(Collected data entries)
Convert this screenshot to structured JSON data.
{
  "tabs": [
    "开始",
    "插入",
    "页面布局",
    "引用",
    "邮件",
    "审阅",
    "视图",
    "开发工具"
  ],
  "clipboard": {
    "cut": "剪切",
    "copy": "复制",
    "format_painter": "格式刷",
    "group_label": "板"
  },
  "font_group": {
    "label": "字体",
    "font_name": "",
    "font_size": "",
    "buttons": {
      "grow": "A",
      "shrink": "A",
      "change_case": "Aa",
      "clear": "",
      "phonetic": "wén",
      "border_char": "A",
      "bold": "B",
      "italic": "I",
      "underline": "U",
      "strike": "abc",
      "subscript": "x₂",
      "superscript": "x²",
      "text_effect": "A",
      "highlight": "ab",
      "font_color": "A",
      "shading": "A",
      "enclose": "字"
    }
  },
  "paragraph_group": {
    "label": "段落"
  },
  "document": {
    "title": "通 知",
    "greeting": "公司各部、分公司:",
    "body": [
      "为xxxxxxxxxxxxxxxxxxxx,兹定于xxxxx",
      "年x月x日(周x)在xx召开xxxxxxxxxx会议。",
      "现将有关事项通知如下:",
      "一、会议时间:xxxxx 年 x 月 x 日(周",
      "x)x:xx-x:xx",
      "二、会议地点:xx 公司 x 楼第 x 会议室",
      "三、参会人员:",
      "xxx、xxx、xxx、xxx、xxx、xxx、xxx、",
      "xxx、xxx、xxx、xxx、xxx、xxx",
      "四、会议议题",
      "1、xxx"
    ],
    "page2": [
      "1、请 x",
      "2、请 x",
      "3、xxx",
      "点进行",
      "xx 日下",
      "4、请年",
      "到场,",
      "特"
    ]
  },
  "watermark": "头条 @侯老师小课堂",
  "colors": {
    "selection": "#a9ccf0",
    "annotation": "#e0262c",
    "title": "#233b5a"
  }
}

> [WHAT IS NEEDED]:
Retype the listing above in full, with no alterations.

> [RESULT FOR THIS TASK]:
Convert this screenshot to structured JSON data.
{
  "tabs": [
    "开始",
    "插入",
    "页面布局",
    "引用",
    "邮件",
    "审阅",
    "视图",
    "开发工具"
  ],
  "clipboard": {
    "cut": "剪切",
    "copy": "复制",
    "format_painter": "格式刷",
    "group_label": "板"
  },
  "font_group": {
    "label": "字体",
    "font_name": "",
    "font_size": "",
    "buttons": {
      "grow": "A",
      "shrink": "A",
      "change_case": "Aa",
      "clear": "",
      "phonetic": "wén",
      "border_char": "A",
      "bold": "B",
      "italic": "I",
      "underline": "U",
      "strike": "abc",
      "subscript": "x₂",
      "superscript": "x²",
      "text_effect": "A",
      "highlight": "ab",
      "font_color": "A",
      "shading": "A",
      "enclose": "字"
    }
  },
  "paragraph_group": {
    "label": "段落"
  },
  "document": {
    "title": "通 知",
    "greeting": "公司各部、分公司:",
    "body": [
      "为xxxxxxxxxxxxxxxxxxxx,兹定于xxxxx",
      "年x月x日(周x)在xx召开xxxxxxxxxx会议。",
      "现将有关事项通知如下:",
      "一、会议时间:xxxxx 年 x 月 x 日(周",
      "x)x:xx-x:xx",
      "二、会议地点:xx 公司 x 楼第 x 会议室",
      "三、参会人员:",
      "xxx、xxx、xxx、xxx、xxx、xxx、xxx、",
      "xxx、xxx、xxx、xxx、xxx、xxx",
      "四、会议议题",
      "1、xxx"
    ],
    "page2": [
      "1、请 x",
      "2、请 x",
      "3、xxx",
      "点进行",
      "xx 日下",
      "4、请年",
      "到场,",
      "特"
    ]
  },
  "watermark": "头条 @侯老师小课堂",
  "colors": {
    "selection": "#a9ccf0",
    "annotation": "#e0262c",
    "title": "#233b5a"
  }
}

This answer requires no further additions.